== Provided data ==
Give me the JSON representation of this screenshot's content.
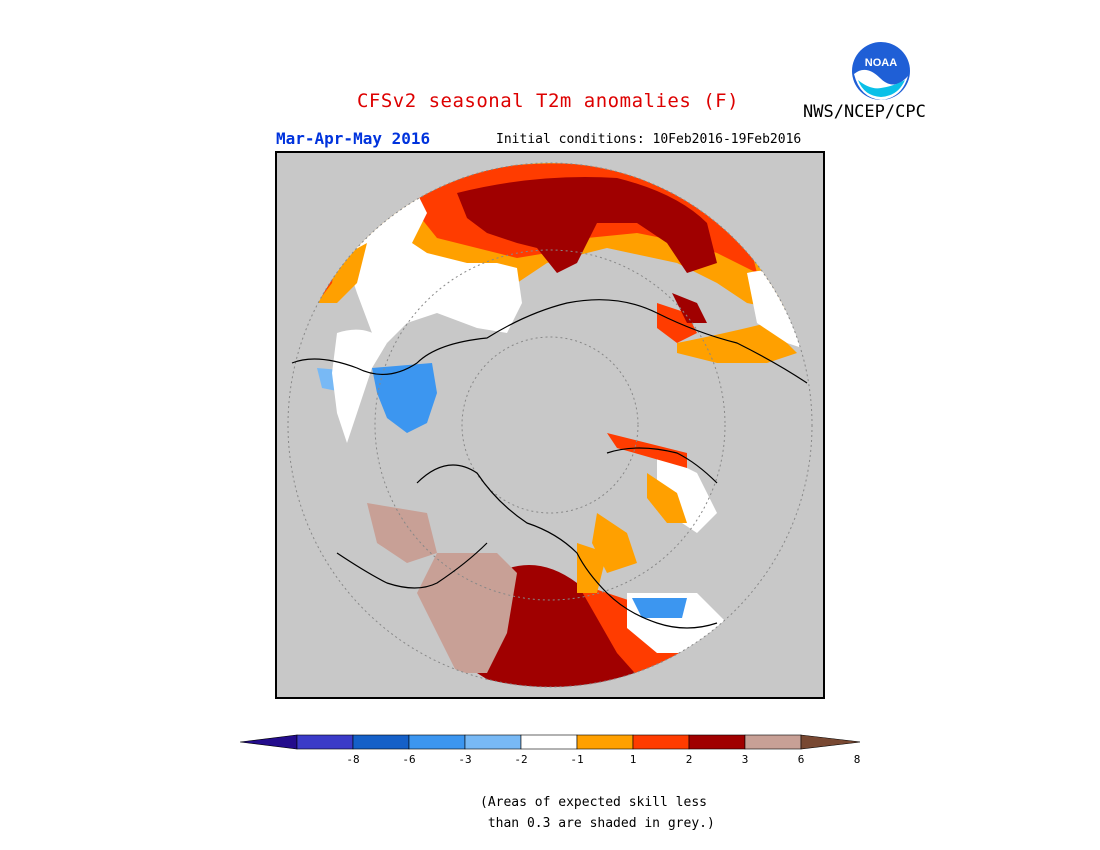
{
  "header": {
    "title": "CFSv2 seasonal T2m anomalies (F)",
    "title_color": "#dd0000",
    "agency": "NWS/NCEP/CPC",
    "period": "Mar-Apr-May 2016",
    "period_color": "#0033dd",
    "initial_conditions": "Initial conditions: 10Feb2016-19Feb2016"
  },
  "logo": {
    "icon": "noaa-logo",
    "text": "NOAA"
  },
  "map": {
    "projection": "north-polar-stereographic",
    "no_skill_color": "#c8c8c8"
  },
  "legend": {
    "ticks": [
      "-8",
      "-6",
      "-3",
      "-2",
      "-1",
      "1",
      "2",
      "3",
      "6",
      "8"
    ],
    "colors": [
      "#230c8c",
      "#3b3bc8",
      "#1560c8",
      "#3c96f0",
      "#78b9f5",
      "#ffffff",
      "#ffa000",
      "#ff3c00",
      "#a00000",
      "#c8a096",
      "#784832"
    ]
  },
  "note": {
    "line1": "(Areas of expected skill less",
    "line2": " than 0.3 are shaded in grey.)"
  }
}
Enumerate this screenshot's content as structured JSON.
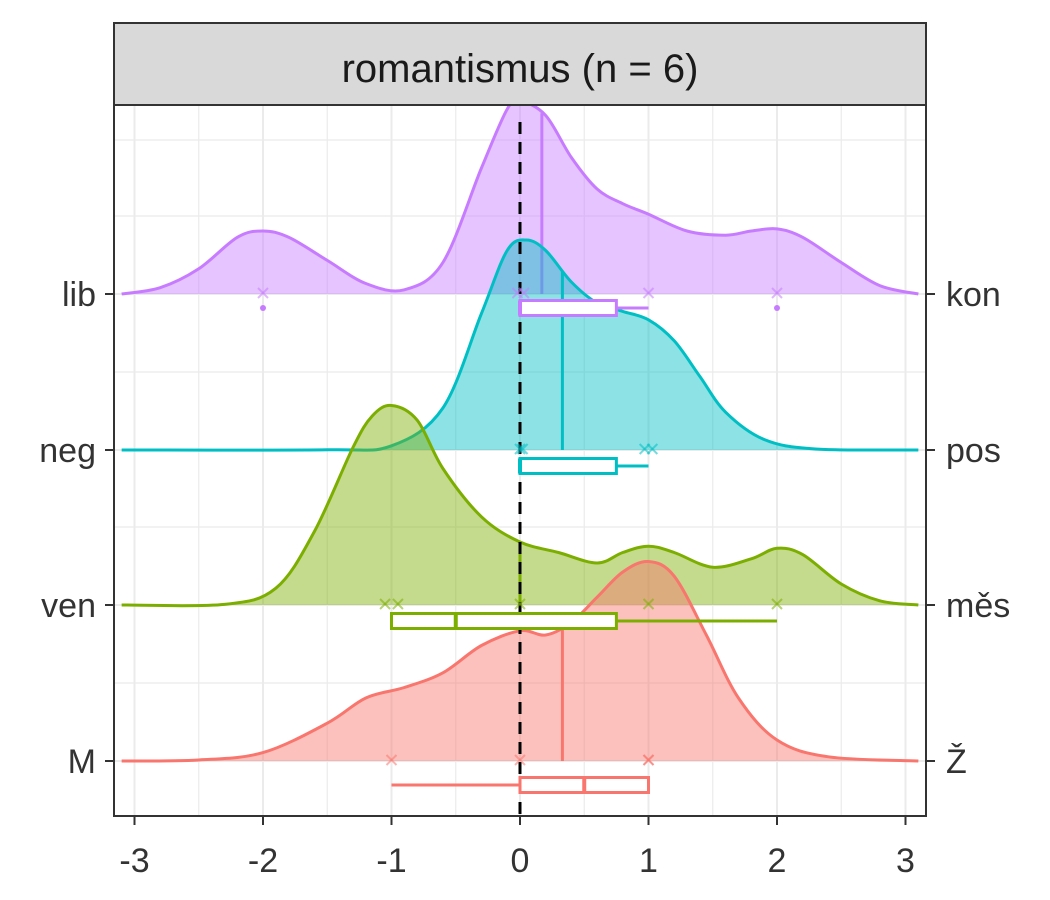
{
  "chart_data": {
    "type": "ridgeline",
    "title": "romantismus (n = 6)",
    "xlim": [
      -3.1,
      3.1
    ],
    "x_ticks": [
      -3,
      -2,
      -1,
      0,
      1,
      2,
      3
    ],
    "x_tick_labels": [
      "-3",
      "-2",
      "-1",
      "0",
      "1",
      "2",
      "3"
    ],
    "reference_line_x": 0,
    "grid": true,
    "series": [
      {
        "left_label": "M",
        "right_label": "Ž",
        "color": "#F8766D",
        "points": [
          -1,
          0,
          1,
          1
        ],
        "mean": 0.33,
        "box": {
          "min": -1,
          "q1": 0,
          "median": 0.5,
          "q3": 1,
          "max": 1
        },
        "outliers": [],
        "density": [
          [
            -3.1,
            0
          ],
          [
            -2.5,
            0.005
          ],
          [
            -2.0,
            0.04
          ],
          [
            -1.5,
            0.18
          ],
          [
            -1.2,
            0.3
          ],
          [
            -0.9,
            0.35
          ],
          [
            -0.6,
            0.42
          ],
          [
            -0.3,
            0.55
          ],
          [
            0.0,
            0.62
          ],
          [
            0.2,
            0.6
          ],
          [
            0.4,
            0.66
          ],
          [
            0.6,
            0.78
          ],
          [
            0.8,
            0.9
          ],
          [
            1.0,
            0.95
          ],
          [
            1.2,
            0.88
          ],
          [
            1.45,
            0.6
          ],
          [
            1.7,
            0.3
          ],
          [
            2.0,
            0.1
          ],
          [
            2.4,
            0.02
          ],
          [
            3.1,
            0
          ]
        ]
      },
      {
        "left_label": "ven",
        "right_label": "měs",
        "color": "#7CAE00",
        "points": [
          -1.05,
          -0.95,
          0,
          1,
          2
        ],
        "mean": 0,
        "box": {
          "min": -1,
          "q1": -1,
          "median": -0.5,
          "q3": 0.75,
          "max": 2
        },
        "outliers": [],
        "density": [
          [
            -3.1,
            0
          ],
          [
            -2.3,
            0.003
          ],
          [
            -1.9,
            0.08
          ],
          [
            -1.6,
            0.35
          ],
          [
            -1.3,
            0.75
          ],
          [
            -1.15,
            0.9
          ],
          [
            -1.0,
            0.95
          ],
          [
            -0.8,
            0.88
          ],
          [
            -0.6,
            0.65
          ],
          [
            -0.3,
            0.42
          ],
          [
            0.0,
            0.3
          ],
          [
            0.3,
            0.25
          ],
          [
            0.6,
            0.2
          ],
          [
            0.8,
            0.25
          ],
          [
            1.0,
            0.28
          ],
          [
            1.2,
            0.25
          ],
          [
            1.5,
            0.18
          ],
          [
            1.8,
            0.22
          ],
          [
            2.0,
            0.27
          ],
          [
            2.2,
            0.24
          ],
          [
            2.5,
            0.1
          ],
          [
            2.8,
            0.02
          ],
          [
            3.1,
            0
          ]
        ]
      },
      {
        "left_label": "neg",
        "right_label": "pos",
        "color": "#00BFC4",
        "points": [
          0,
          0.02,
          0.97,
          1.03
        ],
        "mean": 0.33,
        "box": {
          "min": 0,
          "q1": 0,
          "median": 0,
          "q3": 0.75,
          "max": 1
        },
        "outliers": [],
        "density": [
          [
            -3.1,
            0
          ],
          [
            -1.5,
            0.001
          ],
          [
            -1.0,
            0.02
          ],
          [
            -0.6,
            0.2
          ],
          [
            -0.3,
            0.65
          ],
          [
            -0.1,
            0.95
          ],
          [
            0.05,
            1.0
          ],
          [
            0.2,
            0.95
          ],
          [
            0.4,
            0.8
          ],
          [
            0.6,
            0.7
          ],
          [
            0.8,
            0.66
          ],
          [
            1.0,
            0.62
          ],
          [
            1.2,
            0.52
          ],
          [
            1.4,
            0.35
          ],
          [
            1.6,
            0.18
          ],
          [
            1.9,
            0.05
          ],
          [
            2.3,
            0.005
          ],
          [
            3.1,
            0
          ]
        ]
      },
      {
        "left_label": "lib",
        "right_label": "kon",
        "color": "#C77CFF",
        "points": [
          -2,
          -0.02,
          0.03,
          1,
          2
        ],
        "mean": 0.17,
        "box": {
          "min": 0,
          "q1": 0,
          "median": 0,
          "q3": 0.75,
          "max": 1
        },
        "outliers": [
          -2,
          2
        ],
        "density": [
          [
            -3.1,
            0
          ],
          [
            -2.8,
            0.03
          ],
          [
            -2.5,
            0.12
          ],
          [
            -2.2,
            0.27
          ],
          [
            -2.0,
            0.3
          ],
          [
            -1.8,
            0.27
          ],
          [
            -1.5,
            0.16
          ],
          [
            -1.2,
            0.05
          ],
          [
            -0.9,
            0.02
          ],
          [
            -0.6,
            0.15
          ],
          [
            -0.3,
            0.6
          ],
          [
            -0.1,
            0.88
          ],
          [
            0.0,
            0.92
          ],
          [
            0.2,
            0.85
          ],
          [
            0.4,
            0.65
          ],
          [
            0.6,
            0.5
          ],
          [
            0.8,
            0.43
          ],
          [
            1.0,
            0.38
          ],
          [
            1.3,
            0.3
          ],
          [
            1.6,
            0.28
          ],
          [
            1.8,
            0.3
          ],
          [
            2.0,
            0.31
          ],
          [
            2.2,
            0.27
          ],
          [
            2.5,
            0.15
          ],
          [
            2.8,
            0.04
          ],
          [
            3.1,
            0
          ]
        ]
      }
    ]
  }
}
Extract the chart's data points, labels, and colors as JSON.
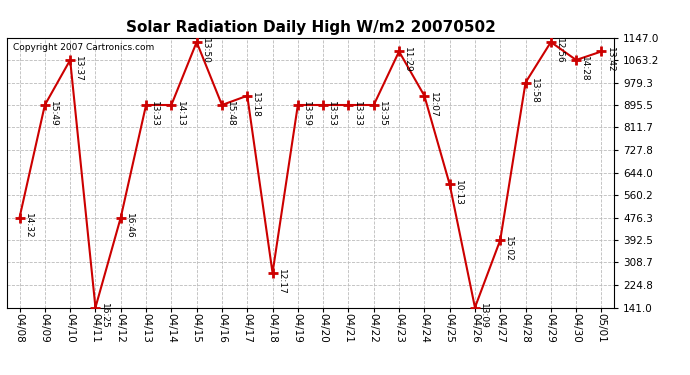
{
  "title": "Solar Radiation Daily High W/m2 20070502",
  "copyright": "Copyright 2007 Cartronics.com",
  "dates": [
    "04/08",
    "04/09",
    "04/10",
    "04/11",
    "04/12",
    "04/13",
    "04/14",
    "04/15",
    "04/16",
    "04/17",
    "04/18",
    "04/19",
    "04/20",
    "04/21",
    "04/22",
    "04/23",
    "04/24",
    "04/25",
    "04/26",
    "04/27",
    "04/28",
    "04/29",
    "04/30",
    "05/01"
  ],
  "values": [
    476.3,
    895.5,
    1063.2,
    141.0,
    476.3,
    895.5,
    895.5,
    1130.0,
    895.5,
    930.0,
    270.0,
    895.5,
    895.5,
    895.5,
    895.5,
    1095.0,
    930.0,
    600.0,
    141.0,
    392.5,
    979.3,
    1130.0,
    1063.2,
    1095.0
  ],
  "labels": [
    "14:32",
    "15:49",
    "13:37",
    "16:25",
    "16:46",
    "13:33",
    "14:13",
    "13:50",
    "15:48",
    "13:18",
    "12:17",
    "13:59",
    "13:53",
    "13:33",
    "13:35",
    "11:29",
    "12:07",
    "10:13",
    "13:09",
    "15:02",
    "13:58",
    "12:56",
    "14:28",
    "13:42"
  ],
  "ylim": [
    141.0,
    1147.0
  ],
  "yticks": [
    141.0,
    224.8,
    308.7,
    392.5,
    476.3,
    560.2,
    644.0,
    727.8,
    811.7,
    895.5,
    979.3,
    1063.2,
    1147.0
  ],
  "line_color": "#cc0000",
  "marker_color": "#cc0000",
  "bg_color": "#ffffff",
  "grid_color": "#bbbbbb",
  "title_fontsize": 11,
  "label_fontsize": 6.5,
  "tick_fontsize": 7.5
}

== Short task ==
From the records given above, copy all lines containing "content".

== Exercise result ==
Give me the JSON representation of this screenshot's content.
Enumerate this screenshot's content as structured JSON.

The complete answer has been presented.